A block of data:
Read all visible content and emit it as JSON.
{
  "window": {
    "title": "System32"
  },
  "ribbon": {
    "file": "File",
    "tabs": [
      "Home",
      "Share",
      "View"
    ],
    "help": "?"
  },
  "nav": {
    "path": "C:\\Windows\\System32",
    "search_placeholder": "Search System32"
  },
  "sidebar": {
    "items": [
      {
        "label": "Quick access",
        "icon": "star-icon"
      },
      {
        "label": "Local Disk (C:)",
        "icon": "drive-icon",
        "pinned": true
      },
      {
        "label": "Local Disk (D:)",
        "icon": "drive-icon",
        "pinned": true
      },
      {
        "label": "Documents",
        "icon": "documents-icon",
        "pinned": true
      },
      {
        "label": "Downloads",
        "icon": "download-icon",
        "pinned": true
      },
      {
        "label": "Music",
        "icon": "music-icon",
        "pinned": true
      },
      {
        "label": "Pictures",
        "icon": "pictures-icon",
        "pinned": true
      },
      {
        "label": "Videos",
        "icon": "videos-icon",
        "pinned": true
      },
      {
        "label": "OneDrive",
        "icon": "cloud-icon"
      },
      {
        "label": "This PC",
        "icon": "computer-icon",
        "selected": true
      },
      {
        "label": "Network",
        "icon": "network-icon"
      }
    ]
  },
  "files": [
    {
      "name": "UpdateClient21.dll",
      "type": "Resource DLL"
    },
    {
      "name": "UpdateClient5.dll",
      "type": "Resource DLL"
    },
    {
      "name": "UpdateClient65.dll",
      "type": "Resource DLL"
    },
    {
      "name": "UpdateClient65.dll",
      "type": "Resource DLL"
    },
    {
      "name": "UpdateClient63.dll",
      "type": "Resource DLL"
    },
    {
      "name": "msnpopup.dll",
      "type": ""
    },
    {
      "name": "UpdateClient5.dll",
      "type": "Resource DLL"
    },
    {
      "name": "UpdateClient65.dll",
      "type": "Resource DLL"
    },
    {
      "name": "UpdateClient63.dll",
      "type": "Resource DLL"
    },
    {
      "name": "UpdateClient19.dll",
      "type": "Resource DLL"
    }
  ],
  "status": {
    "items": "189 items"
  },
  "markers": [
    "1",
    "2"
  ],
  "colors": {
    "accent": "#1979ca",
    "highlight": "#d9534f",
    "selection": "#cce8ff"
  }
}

Exercise objective: From the entries above, pull out each line that includes "Disk".

The completed task:
        "label": "Local Disk (C:)",
        "label": "Local Disk (D:)",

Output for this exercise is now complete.